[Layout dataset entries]
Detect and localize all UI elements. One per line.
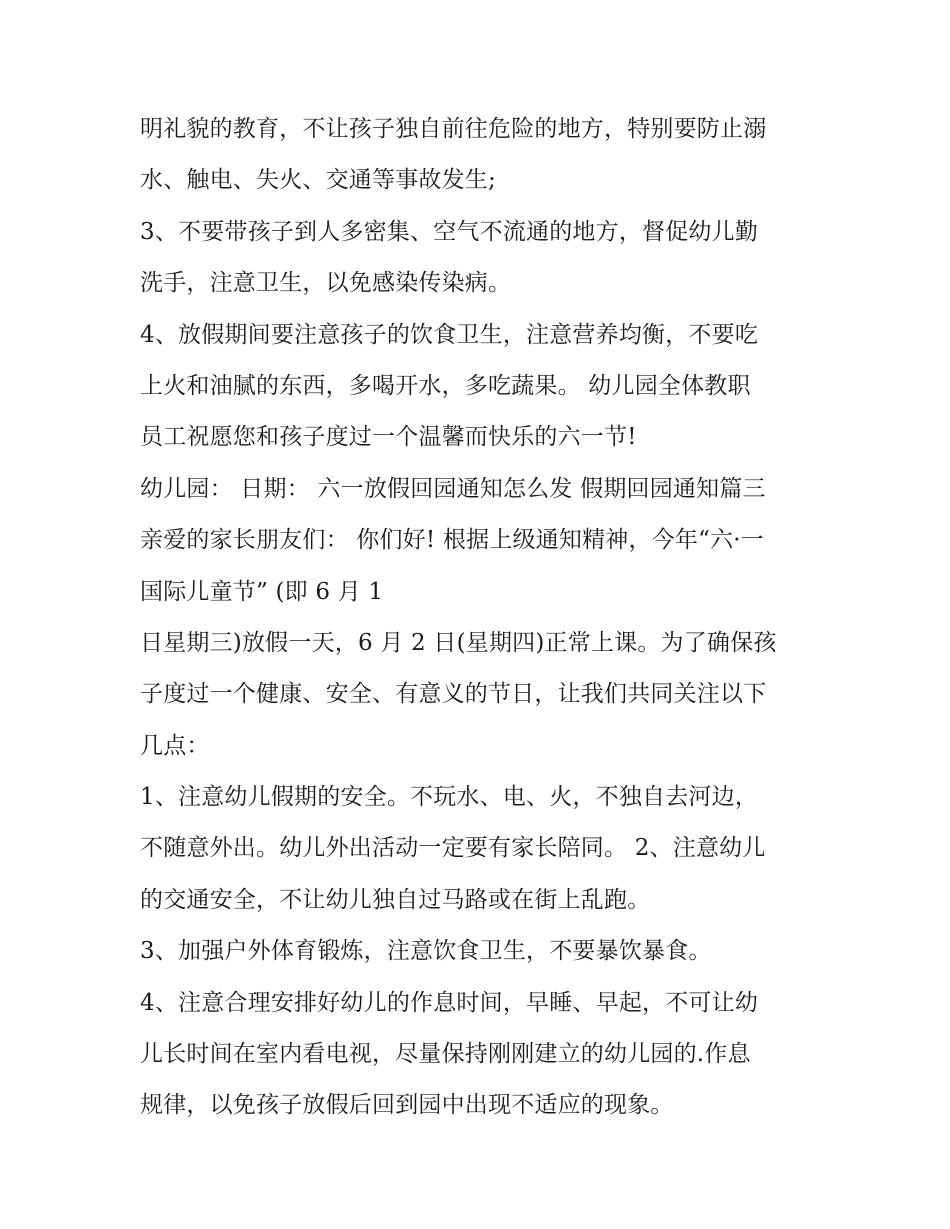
text-line: 国际儿童节” (即 6 月 1: [140, 578, 384, 605]
text-line: 不随意外出。幼儿外出活动一定要有家长陪同。 2、注意幼儿: [140, 835, 766, 862]
text-line: 员工祝愿您和孩子度过一个温馨而快乐的六一节!: [140, 424, 637, 451]
text-line: 亲爱的家长朋友们： 你们好! 根据上级通知精神，今年“六·一: [140, 527, 764, 554]
text-line: 4、注意合理安排好幼儿的作息时间，早睡、早起，不可让幼: [140, 989, 759, 1016]
text-line: 3、不要带孩子到人多密集、空气不流通的地方，督促幼儿勤: [140, 218, 759, 245]
text-line: 水、触电、失火、交通等事故发生;: [140, 167, 496, 194]
text-line: 子度过一个健康、安全、有意义的节日，让我们共同关注以下: [140, 681, 767, 708]
text-line: 规律，以免孩子放假后回到园中出现不适应的现象。: [140, 1092, 674, 1119]
document-body: [140, 104, 830, 1132]
text-line: 日星期三)放假一天，6 月 2 日(星期四)正常上课。为了确保孩: [140, 629, 777, 656]
text-line: 4、放假期间要注意孩子的饮食卫生，注意营养均衡，不要吃: [140, 321, 759, 348]
text-line: 上火和油腻的东西，多喝开水，多吃蔬果。 幼儿园全体教职: [140, 372, 751, 399]
text-line: 1、注意幼儿假期的安全。不玩水、电、火，不独自去河边，: [140, 784, 759, 811]
text-line: 洗手，注意卫生，以免感染传染病。: [140, 270, 512, 297]
text-line: 儿长时间在室内看电视，尽量保持刚刚建立的幼儿园的.作息: [140, 1041, 751, 1068]
text-line: 的交通安全，不让幼儿独自过马路或在街上乱跑。: [140, 886, 651, 913]
text-line: 几点：: [140, 732, 210, 759]
text-line: 明礼貌的教育，不让孩子独自前往危险的地方，特别要防止溺: [140, 116, 767, 142]
text-line: 3、加强户外体育锻炼，注意饮食卫生，不要暴饮暴食。: [140, 938, 712, 965]
text-line: 幼儿园： 日期： 六一放假回园通知怎么发 假期回园通知篇三: [140, 475, 766, 502]
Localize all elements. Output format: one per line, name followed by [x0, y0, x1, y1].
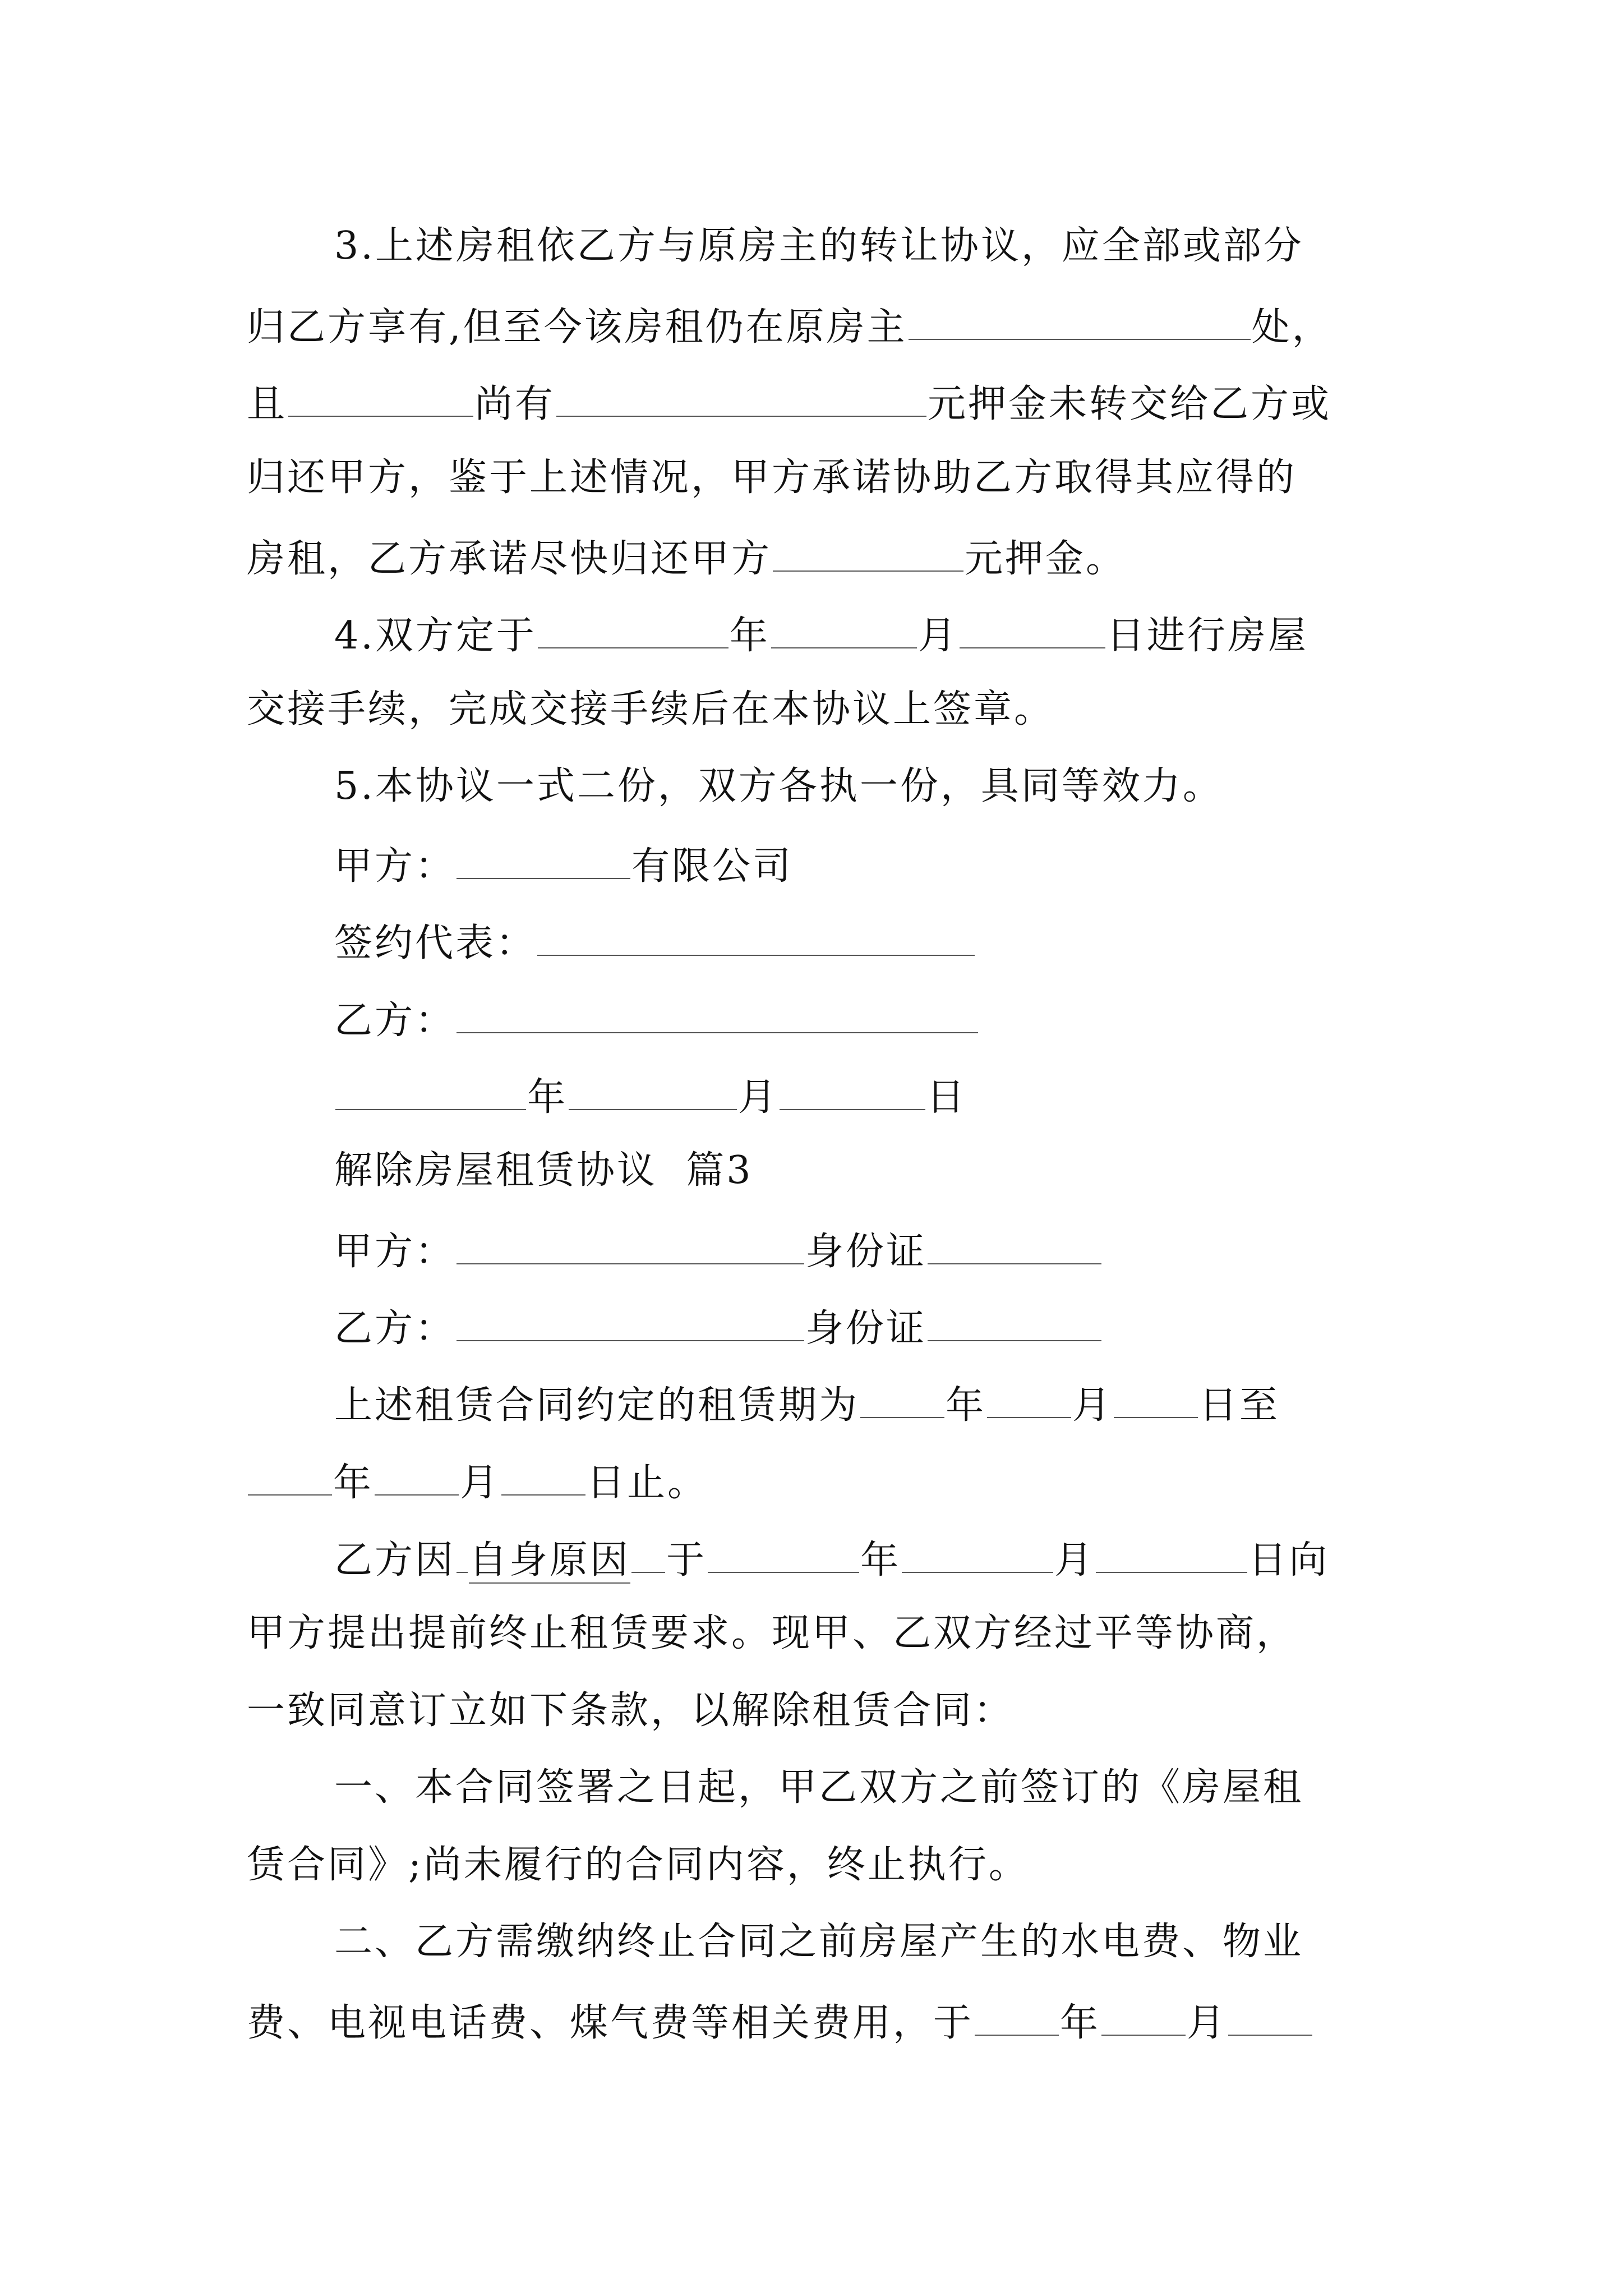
- blank-field[interactable]: [538, 601, 728, 648]
- lease-period-line1: [334, 1371, 1280, 1433]
- label: 乙方：: [334, 999, 456, 1043]
- label: 甲方：: [334, 844, 456, 889]
- blank-field[interactable]: [960, 601, 1105, 648]
- blank-field[interactable]: [457, 986, 978, 1033]
- clause3-text: 处，: [1251, 305, 1332, 349]
- label: 身份证: [805, 1230, 927, 1274]
- section3-party-a: [334, 1217, 1103, 1279]
- blank-field[interactable]: [556, 370, 926, 417]
- label: 签约代表：: [334, 921, 537, 965]
- reason-line3: [247, 1680, 1014, 1742]
- section3-party-b: [334, 1294, 1103, 1356]
- clause3-text: 3.上述房租依乙方与原房主的转让协议，应全部或部分: [334, 224, 1304, 268]
- label: 年: [527, 1075, 568, 1120]
- label: 年: [333, 1461, 374, 1505]
- blank-field[interactable]: [928, 1294, 1101, 1341]
- clause4-line2: [247, 679, 1054, 740]
- label: 日: [926, 1075, 967, 1120]
- clause4-text: 月: [917, 614, 958, 658]
- label: 甲方：: [334, 1230, 456, 1274]
- label: 月: [460, 1461, 501, 1505]
- blank-field[interactable]: [457, 1294, 804, 1341]
- label: 年: [860, 1538, 901, 1582]
- label: 身份证: [805, 1306, 927, 1351]
- clause3-text: 房租，乙方承诺尽快归还甲方: [247, 537, 772, 581]
- paragraph-text: 费、电视电话费、煤气费等相关费用，于: [247, 2001, 974, 2045]
- reason-line1: [334, 1526, 1329, 1588]
- sign-party-b: [334, 986, 979, 1048]
- blank-field[interactable]: [631, 1526, 665, 1573]
- item1-line2: [247, 1834, 1029, 1896]
- blank-field[interactable]: [860, 1371, 944, 1418]
- item2-line2: [247, 1989, 1313, 2050]
- blank-field[interactable]: [1096, 1526, 1247, 1573]
- paragraph-text: 赁合同》;尚未履行的合同内容，终止执行。: [247, 1843, 1029, 1887]
- label: 年: [946, 1383, 986, 1428]
- blank-field[interactable]: [248, 1448, 332, 1496]
- blank-field[interactable]: [773, 524, 963, 572]
- blank-field[interactable]: [457, 832, 630, 879]
- blank-field[interactable]: [1228, 1989, 1312, 2036]
- paragraph-text: 一、本合同签署之日起，甲乙双方之前签订的《房屋租: [334, 1765, 1304, 1810]
- clause4-text: 4.双方定于: [334, 614, 537, 658]
- blank-field[interactable]: [780, 1063, 925, 1110]
- label: 月: [1187, 2001, 1228, 2045]
- label: 月: [1054, 1538, 1095, 1582]
- clause3-text: 归还甲方，鉴于上述情况，甲方承诺协助乙方取得其应得的: [247, 455, 1297, 500]
- clause3-line1: [334, 215, 1304, 277]
- label: 日止。: [587, 1461, 708, 1505]
- blank-field[interactable]: [335, 1063, 526, 1110]
- blank-field[interactable]: [288, 370, 473, 417]
- label: 乙方因: [334, 1538, 456, 1582]
- sign-party-a: [334, 832, 793, 894]
- blank-field[interactable]: [771, 601, 917, 648]
- blank-field[interactable]: [928, 1217, 1101, 1264]
- clause4-text: 交接手续，完成交接手续后在本协议上签章。: [247, 687, 1055, 731]
- item2-line1: [334, 1911, 1303, 1973]
- sign-representative: [334, 909, 976, 970]
- label: 月: [738, 1075, 779, 1120]
- paragraph-text: 甲方提出提前终止租赁要求。现甲、乙双方经过平等协商，: [247, 1611, 1297, 1655]
- clause3-text: 且: [247, 382, 288, 426]
- clause3-text: 元押金未转交给乙方或: [928, 382, 1332, 426]
- paragraph-text: 一致同意订立如下条款，以解除租赁合同：: [247, 1688, 1015, 1733]
- label: 日至: [1199, 1383, 1280, 1428]
- clause3-line3: [247, 370, 1331, 431]
- label: 乙方：: [334, 1306, 456, 1351]
- clause3-line2: [247, 293, 1332, 355]
- label: 日向: [1248, 1538, 1330, 1582]
- clause4-line1: [334, 601, 1308, 663]
- section-title: [334, 1140, 753, 1202]
- label: 自身原因: [469, 1538, 631, 1582]
- paragraph-text: 二、乙方需缴纳终止合同之前房屋产生的水电费、物业: [334, 1920, 1304, 1964]
- clause3-text: 元押金。: [965, 537, 1127, 581]
- item1-line1: [334, 1757, 1303, 1819]
- blank-field[interactable]: [569, 1063, 737, 1110]
- blank-field[interactable]: [537, 909, 975, 956]
- blank-field[interactable]: [501, 1448, 585, 1496]
- blank-field[interactable]: [1114, 1371, 1198, 1418]
- lease-period-line2: [247, 1448, 708, 1510]
- blank-field[interactable]: [1101, 1989, 1186, 2036]
- page-title: 解除房屋租赁协议 篇3: [334, 1148, 753, 1193]
- label: 年: [1060, 2001, 1101, 2045]
- label: 有限公司: [631, 844, 794, 889]
- blank-field[interactable]: [457, 1217, 804, 1264]
- label: 月: [1072, 1383, 1113, 1428]
- clause3-text: 尚有: [474, 382, 556, 426]
- clause4-text: 日进行房屋: [1106, 614, 1308, 658]
- reason-line2: [247, 1603, 1297, 1664]
- blank-field[interactable]: [987, 1371, 1071, 1418]
- blank-field[interactable]: [902, 1526, 1053, 1573]
- blank-field[interactable]: [975, 1989, 1059, 2036]
- clause4-text: 年: [729, 614, 770, 658]
- clause3-line5: [247, 524, 1126, 586]
- blank-field[interactable]: [708, 1526, 859, 1573]
- clause5-line: [334, 756, 1223, 817]
- sign-date: [334, 1063, 967, 1125]
- clause3-text: 归乙方享有,但至今该房租仍在原房主: [247, 305, 907, 349]
- clause3-line4: [247, 447, 1297, 509]
- label: 上述租赁合同约定的租赁期为: [334, 1383, 860, 1428]
- blank-field[interactable]: [457, 1526, 468, 1573]
- blank-field[interactable]: [375, 1448, 459, 1496]
- blank-field[interactable]: [909, 293, 1251, 340]
- clause5-text: 5.本协议一式二份，双方各执一份，具同等效力。: [334, 764, 1223, 808]
- label: 于: [666, 1538, 707, 1582]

Exercise aim: Update the lines from the line with "578, 384, 605]" to the line with "Localize all elements." by replacing "text-line" with "text-row" and leaving everything else unchanged. Give back only those lines.

Solution to the exercise:
text-row: 国际儿童节” (即 6 月 1: [140, 578, 384, 605]
text-row: 不随意外出。幼儿外出活动一定要有家长陪同。 2、注意幼儿: [140, 835, 766, 862]
text-row: 员工祝愿您和孩子度过一个温馨而快乐的六一节!: [140, 424, 637, 451]
text-row: 亲爱的家长朋友们： 你们好! 根据上级通知精神，今年“六·一: [140, 527, 764, 554]
text-row: 4、注意合理安排好幼儿的作息时间，早睡、早起，不可让幼: [140, 989, 759, 1016]
text-row: 3、不要带孩子到人多密集、空气不流通的地方，督促幼儿勤: [140, 218, 759, 245]
text-row: 水、触电、失火、交通等事故发生;: [140, 167, 496, 194]
text-row: 子度过一个健康、安全、有意义的节日，让我们共同关注以下: [140, 681, 767, 708]
text-row: 规律，以免孩子放假后回到园中出现不适应的现象。: [140, 1092, 674, 1119]
document-body: [140, 104, 830, 1132]
text-row: 日星期三)放假一天，6 月 2 日(星期四)正常上课。为了确保孩: [140, 629, 777, 656]
text-row: 4、放假期间要注意孩子的饮食卫生，注意营养均衡，不要吃: [140, 321, 759, 348]
text-row: 上火和油腻的东西，多喝开水，多吃蔬果。 幼儿园全体教职: [140, 372, 751, 399]
text-row: 1、注意幼儿假期的安全。不玩水、电、火，不独自去河边，: [140, 784, 759, 811]
text-row: 洗手，注意卫生，以免感染传染病。: [140, 270, 512, 297]
text-row: 儿长时间在室内看电视，尽量保持刚刚建立的幼儿园的.作息: [140, 1041, 751, 1068]
text-row: 的交通安全，不让幼儿独自过马路或在街上乱跑。: [140, 886, 651, 913]
text-row: 几点：: [140, 732, 210, 759]
text-row: 明礼貌的教育，不让孩子独自前往危险的地方，特别要防止溺: [140, 116, 767, 142]
text-row: 3、加强户外体育锻炼，注意饮食卫生，不要暴饮暴食。: [140, 938, 712, 965]
text-row: 幼儿园： 日期： 六一放假回园通知怎么发 假期回园通知篇三: [140, 475, 766, 502]
Localize all elements. Output format: one per line, name followed by [x0, y0, x1, y1].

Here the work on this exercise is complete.